### SHORT TASK
Make a tally of the lines in the records that include the string "pracach", and give only that number.

Data records:

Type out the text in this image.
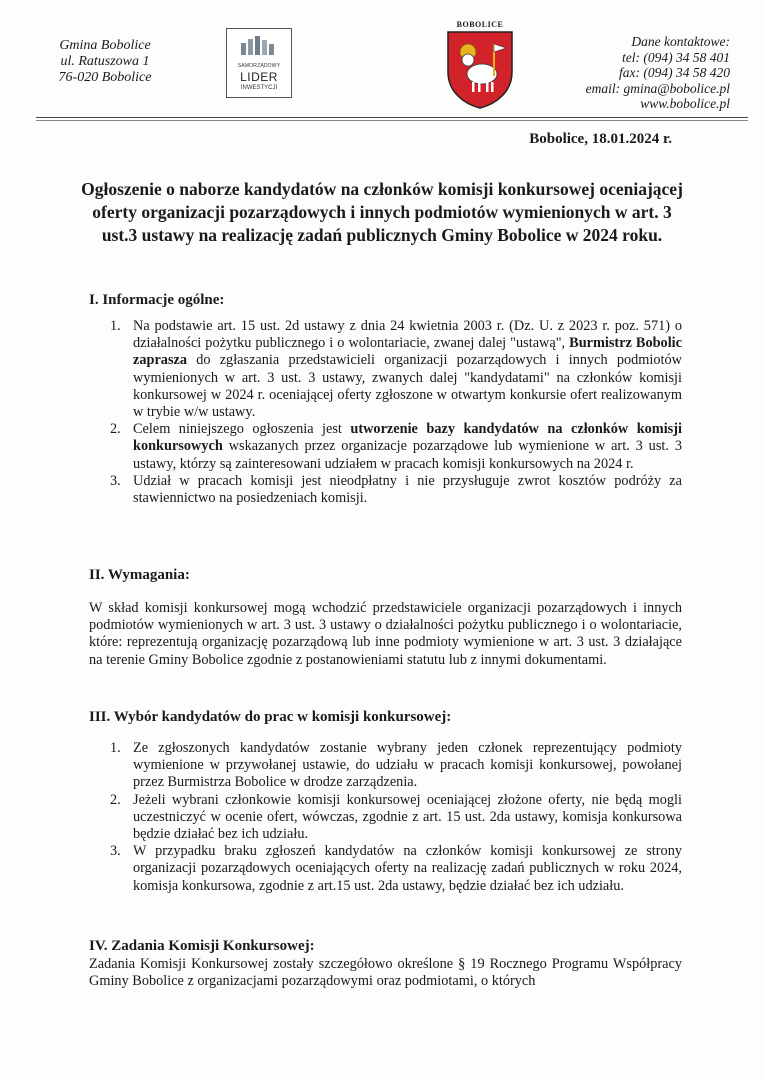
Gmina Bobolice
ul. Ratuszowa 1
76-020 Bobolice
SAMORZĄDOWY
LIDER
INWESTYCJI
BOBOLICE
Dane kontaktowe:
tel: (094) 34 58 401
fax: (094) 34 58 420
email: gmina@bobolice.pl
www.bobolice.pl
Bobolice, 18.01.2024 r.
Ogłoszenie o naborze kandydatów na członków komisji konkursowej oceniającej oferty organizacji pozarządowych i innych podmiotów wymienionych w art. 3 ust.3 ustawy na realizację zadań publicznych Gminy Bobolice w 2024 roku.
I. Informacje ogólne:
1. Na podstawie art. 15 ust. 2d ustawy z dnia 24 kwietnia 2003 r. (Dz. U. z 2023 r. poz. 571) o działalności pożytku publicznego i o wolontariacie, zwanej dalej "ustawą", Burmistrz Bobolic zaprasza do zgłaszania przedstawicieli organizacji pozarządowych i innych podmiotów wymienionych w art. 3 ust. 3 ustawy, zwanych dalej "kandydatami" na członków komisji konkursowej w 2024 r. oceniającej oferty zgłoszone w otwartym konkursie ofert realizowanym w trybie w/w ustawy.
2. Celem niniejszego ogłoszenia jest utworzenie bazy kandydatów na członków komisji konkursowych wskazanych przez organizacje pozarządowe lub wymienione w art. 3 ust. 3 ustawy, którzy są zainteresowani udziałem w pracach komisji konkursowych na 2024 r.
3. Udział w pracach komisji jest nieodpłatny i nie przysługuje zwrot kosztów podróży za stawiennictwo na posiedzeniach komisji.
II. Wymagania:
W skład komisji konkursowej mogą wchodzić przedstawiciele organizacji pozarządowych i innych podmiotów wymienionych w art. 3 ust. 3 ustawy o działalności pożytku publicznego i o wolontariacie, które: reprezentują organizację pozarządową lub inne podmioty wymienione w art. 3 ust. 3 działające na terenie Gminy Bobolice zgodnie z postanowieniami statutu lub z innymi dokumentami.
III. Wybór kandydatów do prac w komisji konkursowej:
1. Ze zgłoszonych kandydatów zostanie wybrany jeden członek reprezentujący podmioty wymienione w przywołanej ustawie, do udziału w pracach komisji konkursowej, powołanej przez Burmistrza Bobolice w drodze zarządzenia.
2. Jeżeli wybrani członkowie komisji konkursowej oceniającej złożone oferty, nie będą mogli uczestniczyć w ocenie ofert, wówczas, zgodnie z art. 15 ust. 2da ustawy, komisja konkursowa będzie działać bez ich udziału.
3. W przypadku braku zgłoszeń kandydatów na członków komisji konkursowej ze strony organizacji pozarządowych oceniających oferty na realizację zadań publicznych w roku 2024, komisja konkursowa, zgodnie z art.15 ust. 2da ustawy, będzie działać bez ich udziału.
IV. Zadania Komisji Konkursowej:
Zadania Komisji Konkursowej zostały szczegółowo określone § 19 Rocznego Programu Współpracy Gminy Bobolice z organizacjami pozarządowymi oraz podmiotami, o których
...
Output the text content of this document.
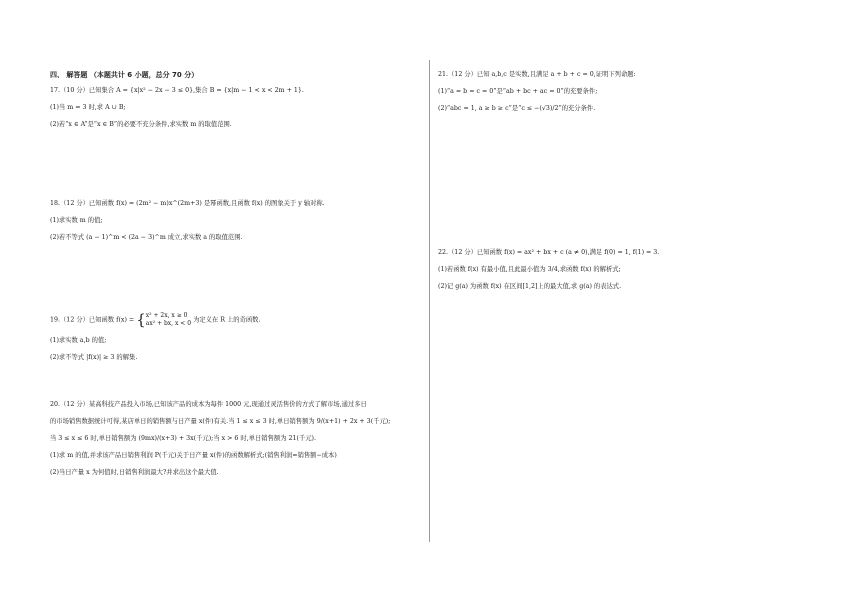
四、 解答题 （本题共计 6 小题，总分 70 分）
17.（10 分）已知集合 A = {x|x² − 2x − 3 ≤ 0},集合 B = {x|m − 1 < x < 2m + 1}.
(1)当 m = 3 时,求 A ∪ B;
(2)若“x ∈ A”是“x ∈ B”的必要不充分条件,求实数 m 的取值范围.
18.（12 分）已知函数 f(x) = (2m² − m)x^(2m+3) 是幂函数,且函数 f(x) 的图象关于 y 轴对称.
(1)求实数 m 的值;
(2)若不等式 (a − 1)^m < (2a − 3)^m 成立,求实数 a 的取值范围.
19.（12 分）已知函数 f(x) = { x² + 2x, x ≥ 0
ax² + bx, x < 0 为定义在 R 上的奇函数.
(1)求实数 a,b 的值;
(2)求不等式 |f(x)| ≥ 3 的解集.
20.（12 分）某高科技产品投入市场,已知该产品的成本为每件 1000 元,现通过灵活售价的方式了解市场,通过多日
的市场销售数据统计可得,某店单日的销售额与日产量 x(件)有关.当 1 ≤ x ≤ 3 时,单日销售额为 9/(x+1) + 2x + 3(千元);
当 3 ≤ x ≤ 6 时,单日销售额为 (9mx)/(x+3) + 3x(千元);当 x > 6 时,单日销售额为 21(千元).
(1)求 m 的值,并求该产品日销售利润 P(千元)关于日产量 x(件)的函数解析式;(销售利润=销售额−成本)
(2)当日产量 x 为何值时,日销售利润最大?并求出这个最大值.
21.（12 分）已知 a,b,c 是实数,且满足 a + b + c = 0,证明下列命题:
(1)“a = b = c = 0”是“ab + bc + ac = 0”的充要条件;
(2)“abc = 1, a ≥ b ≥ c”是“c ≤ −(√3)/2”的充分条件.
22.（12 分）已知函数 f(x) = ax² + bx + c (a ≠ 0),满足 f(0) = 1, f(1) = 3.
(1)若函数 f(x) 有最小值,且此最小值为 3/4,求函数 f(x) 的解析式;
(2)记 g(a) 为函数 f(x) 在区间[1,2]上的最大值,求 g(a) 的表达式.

### ANSWER
3